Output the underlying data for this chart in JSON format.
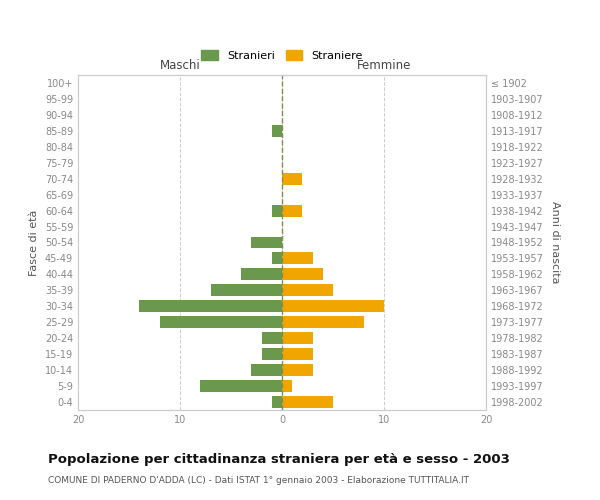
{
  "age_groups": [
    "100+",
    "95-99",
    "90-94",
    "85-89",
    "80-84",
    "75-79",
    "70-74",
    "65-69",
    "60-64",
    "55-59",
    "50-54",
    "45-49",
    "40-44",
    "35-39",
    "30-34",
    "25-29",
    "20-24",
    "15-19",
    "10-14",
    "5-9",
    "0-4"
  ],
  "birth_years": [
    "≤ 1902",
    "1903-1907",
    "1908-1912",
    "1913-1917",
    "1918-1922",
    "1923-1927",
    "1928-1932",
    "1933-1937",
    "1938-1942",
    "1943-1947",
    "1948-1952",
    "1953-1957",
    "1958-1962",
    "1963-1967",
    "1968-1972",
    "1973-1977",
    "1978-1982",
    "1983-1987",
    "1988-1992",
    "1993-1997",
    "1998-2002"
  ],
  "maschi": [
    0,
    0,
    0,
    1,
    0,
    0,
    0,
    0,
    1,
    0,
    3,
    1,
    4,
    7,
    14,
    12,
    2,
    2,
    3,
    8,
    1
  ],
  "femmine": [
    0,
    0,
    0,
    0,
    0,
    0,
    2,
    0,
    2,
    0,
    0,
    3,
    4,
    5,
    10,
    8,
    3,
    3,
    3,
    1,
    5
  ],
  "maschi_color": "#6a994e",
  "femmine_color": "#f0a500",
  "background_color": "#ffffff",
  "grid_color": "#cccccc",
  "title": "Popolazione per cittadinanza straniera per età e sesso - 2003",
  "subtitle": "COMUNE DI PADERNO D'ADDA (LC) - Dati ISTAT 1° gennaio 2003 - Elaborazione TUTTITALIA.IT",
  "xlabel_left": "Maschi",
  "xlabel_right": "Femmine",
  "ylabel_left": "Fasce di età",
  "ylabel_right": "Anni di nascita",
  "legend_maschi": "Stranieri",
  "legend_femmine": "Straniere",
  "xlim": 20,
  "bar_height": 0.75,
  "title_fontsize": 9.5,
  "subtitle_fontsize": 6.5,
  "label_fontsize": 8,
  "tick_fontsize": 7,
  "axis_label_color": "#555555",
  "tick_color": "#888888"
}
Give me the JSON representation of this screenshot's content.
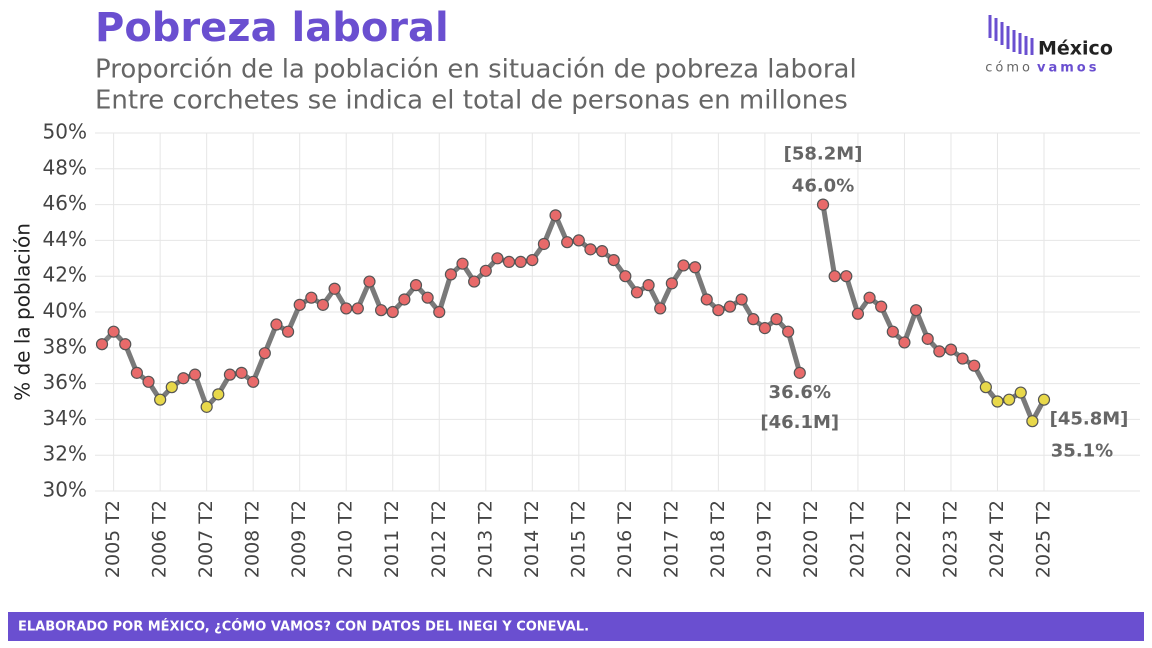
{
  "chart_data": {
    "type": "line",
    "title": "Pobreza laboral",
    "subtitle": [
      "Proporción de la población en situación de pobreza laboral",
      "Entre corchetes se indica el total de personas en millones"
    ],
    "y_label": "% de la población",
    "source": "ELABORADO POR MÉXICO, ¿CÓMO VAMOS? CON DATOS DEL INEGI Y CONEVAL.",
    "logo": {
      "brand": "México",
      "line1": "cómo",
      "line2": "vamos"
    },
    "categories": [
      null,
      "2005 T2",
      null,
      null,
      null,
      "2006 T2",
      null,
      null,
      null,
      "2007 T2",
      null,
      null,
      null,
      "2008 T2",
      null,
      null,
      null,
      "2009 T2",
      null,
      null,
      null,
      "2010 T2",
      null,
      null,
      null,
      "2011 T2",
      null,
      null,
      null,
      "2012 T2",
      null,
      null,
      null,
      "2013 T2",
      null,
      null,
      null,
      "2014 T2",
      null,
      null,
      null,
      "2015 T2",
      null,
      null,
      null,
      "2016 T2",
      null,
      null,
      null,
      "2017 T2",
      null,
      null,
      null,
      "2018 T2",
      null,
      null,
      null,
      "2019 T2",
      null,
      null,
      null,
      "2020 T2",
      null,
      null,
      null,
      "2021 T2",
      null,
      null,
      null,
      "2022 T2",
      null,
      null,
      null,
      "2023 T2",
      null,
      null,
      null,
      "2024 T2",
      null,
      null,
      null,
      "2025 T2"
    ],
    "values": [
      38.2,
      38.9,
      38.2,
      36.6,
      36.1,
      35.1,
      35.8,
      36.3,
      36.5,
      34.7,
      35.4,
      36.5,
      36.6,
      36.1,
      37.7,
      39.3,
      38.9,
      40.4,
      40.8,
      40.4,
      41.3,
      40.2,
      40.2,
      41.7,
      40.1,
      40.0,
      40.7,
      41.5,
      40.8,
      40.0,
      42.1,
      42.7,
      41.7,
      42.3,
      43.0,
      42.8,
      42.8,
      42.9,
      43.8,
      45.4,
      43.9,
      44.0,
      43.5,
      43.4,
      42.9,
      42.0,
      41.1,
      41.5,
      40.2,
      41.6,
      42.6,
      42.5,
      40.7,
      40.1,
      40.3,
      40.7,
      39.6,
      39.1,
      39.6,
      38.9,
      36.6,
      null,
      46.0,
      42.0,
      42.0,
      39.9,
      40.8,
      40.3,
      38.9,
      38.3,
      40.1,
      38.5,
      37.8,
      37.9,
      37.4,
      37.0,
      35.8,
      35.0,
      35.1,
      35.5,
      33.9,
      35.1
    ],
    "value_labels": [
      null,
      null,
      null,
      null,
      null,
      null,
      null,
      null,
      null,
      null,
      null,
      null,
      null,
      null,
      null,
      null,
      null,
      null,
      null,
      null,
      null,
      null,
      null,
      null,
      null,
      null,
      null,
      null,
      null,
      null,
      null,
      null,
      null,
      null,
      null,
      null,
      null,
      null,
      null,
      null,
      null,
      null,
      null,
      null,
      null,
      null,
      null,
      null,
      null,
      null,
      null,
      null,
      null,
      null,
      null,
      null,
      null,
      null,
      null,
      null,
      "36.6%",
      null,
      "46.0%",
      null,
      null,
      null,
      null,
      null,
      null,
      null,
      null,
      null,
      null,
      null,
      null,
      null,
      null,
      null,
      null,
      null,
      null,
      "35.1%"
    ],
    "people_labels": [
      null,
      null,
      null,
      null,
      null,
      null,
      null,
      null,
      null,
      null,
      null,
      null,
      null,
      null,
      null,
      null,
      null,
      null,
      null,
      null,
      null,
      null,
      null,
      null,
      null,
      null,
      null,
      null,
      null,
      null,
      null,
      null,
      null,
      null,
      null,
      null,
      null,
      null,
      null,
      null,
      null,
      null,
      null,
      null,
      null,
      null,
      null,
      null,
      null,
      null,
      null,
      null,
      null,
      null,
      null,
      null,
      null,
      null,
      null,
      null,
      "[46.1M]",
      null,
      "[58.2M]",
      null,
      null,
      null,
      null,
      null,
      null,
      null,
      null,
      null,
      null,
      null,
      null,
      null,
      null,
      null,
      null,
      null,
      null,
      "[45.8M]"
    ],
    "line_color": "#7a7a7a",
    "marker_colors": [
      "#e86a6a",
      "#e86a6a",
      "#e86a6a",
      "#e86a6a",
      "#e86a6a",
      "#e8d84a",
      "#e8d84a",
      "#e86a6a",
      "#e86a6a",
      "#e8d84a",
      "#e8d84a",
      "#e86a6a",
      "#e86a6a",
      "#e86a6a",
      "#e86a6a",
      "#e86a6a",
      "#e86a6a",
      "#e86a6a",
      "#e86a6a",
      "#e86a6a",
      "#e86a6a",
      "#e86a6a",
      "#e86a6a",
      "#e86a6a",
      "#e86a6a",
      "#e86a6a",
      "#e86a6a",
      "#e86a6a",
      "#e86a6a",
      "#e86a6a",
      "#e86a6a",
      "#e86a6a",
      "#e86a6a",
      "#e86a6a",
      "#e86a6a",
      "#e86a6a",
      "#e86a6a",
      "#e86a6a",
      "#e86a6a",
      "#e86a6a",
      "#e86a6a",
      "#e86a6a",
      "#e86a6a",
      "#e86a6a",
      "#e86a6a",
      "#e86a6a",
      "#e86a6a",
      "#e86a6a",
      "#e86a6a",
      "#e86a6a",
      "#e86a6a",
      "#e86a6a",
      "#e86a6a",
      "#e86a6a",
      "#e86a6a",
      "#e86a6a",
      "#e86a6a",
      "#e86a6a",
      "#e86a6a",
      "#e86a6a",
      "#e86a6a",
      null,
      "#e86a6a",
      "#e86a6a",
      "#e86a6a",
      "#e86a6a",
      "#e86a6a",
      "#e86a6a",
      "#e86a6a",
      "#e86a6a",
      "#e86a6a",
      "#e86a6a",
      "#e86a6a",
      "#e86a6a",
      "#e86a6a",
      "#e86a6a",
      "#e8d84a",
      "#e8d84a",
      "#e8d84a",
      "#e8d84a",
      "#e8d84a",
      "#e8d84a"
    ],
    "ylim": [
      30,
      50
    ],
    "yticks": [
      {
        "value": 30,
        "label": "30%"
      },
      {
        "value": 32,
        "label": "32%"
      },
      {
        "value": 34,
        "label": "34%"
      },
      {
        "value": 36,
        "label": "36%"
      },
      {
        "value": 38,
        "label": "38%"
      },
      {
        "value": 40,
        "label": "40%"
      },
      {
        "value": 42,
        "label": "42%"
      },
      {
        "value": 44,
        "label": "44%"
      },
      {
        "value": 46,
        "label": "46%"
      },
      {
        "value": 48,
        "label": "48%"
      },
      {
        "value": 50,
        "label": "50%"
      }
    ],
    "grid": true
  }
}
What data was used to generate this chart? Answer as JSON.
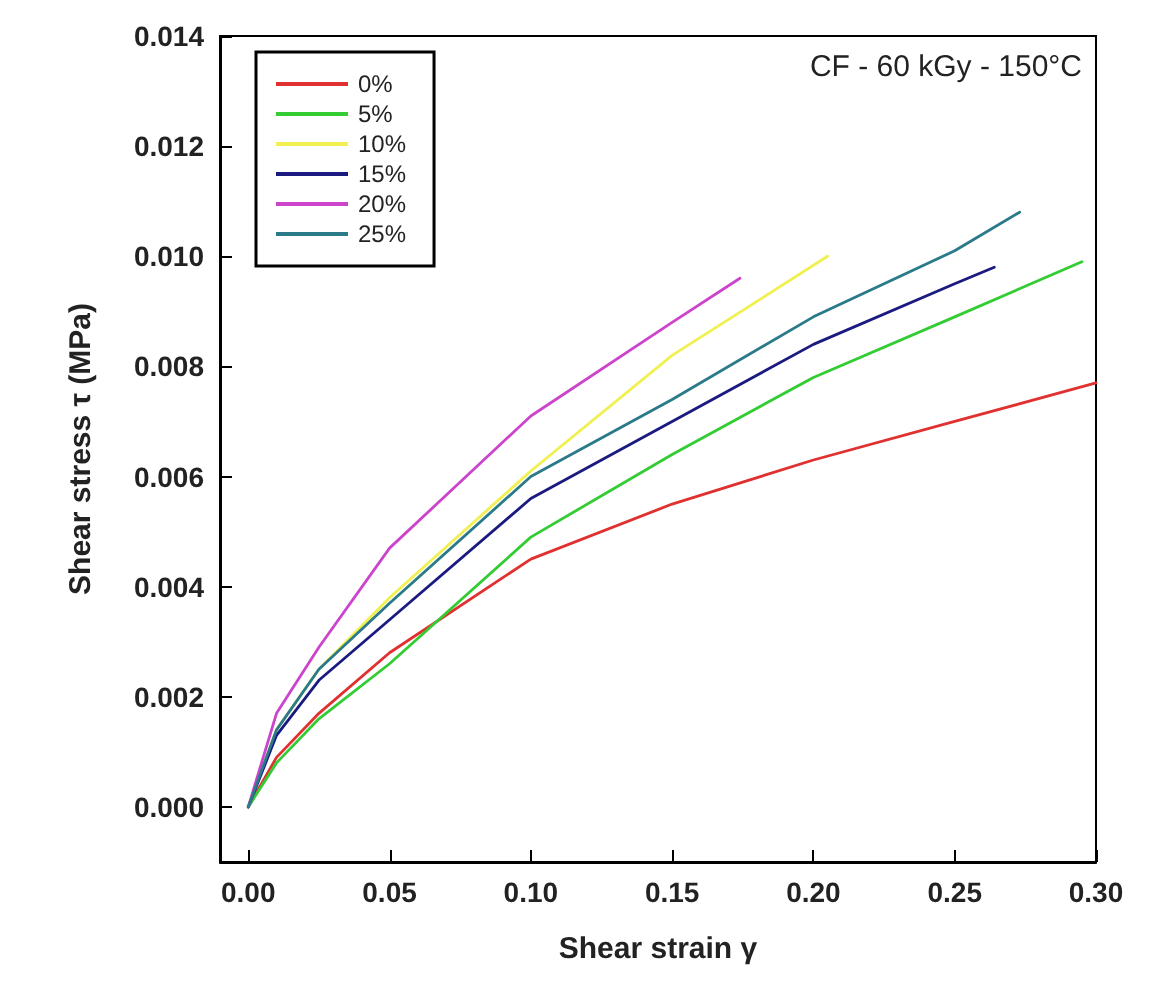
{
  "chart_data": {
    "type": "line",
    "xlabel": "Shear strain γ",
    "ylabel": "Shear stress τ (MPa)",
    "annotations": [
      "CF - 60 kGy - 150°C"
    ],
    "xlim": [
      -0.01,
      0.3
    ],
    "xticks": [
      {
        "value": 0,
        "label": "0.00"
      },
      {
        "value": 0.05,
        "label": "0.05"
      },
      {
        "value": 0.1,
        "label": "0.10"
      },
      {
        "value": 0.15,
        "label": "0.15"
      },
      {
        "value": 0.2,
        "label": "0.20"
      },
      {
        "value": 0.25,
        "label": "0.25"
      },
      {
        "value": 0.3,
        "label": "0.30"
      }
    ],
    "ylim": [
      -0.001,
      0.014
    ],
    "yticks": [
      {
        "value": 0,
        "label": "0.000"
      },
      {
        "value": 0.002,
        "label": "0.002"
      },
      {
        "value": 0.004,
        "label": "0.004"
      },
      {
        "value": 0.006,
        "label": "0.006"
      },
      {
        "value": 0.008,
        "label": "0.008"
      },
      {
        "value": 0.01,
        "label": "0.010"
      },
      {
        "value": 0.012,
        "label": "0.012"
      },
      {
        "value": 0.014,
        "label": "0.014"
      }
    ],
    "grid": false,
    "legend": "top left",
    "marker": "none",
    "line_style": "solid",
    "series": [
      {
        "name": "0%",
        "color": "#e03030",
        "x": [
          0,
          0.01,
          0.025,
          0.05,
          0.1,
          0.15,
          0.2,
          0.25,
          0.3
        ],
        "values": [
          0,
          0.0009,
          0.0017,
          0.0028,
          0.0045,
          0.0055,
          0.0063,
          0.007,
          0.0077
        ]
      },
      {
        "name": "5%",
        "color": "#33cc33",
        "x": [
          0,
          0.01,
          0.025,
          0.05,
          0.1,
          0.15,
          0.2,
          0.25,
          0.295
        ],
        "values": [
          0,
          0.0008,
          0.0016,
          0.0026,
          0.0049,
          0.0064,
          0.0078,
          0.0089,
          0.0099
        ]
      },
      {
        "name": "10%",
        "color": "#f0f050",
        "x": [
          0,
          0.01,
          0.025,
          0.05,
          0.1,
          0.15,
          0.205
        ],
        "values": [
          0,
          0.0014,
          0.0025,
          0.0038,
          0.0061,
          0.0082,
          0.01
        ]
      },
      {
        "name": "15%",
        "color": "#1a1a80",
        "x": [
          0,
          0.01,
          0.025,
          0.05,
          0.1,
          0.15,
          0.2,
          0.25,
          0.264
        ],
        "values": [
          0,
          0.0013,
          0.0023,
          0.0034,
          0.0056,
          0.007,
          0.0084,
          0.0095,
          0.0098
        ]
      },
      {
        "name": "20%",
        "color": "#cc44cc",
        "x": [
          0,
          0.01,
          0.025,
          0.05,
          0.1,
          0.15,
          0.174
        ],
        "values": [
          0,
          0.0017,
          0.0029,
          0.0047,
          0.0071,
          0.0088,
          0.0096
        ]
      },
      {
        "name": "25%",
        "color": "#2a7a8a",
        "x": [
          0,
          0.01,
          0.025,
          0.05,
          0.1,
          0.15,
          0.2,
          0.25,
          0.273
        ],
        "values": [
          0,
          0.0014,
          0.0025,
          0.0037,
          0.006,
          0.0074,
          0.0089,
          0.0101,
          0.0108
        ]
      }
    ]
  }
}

= = = =

**WRITTEN TASK**: Work out how many lines of the data hold the string "JSON". Reply with that number alone.

**WORKED ANSWER**: 3